◆ Records for this exercise ◆
+ + + + + + +

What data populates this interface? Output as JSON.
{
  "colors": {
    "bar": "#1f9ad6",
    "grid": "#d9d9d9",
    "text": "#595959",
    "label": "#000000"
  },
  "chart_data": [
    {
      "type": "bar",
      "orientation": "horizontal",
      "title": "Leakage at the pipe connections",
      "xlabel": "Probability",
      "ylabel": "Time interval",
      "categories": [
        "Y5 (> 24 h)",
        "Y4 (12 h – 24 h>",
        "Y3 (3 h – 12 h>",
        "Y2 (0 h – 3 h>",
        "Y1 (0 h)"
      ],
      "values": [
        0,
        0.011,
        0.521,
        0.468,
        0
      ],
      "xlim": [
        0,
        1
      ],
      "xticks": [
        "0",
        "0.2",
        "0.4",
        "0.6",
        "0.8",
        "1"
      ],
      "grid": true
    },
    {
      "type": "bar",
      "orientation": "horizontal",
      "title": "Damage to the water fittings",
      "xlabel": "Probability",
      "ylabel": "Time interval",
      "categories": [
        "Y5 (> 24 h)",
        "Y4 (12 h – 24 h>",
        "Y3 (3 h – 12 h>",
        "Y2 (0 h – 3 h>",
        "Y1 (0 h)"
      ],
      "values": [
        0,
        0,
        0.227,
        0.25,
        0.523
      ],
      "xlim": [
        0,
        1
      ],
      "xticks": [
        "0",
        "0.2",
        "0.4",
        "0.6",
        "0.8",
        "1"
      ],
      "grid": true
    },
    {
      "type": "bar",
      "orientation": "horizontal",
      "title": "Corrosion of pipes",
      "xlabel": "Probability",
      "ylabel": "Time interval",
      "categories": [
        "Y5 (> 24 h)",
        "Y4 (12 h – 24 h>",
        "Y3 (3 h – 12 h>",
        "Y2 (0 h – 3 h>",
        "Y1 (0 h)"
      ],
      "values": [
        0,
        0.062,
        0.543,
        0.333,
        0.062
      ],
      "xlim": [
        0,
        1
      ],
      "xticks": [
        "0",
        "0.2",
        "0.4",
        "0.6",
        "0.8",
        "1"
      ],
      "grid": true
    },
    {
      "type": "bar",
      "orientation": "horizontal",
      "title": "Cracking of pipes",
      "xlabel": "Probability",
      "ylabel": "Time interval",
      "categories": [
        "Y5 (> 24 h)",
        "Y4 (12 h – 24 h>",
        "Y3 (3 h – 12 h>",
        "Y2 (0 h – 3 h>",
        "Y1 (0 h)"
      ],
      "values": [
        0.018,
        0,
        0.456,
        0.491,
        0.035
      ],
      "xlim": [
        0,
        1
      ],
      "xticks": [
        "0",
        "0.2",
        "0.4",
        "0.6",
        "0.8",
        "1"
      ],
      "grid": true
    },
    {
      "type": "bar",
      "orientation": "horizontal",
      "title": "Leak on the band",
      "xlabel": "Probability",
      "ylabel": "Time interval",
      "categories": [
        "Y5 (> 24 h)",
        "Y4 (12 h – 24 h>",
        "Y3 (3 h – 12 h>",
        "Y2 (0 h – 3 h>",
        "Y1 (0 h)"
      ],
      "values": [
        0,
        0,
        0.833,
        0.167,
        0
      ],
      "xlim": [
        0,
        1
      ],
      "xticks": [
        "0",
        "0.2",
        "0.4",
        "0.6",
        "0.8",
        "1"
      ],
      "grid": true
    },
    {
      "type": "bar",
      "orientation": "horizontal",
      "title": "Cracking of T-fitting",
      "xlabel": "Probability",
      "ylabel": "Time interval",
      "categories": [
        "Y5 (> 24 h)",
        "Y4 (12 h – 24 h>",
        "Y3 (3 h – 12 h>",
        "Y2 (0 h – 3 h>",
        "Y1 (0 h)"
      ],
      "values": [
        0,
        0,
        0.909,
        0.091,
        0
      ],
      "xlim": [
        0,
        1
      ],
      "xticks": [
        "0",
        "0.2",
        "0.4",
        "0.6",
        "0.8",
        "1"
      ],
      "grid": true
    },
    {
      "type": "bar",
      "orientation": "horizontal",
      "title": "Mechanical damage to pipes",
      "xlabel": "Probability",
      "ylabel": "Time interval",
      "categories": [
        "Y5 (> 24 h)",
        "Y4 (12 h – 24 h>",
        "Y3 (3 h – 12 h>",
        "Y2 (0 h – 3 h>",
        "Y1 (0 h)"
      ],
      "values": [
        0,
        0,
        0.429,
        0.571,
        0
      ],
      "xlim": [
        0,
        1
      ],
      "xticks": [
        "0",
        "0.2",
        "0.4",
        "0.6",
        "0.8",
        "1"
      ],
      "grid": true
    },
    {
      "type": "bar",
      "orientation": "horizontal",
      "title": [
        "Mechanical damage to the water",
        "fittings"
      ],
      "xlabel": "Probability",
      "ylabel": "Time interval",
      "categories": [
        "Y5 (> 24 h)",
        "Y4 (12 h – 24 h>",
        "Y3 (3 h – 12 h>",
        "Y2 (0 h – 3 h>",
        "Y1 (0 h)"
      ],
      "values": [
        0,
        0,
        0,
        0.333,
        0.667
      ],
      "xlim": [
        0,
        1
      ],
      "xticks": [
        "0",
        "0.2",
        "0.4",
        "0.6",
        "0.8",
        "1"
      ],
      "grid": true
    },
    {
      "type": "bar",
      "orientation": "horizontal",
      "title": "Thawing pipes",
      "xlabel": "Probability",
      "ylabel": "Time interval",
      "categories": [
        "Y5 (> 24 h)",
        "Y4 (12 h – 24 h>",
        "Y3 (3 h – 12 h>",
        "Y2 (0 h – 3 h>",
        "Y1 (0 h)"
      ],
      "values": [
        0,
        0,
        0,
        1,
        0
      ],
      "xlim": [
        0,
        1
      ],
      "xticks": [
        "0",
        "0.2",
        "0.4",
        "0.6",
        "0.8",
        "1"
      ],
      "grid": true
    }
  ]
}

+ + + + + + +

◆ Set task ◆
Scan the records above for the string "pipes", then report every line that contains it.

◆ Task result ◆
      "title": "Corrosion of pipes",
      "title": "Cracking of pipes",
      "title": "Mechanical damage to pipes",
      "title": "Thawing pipes",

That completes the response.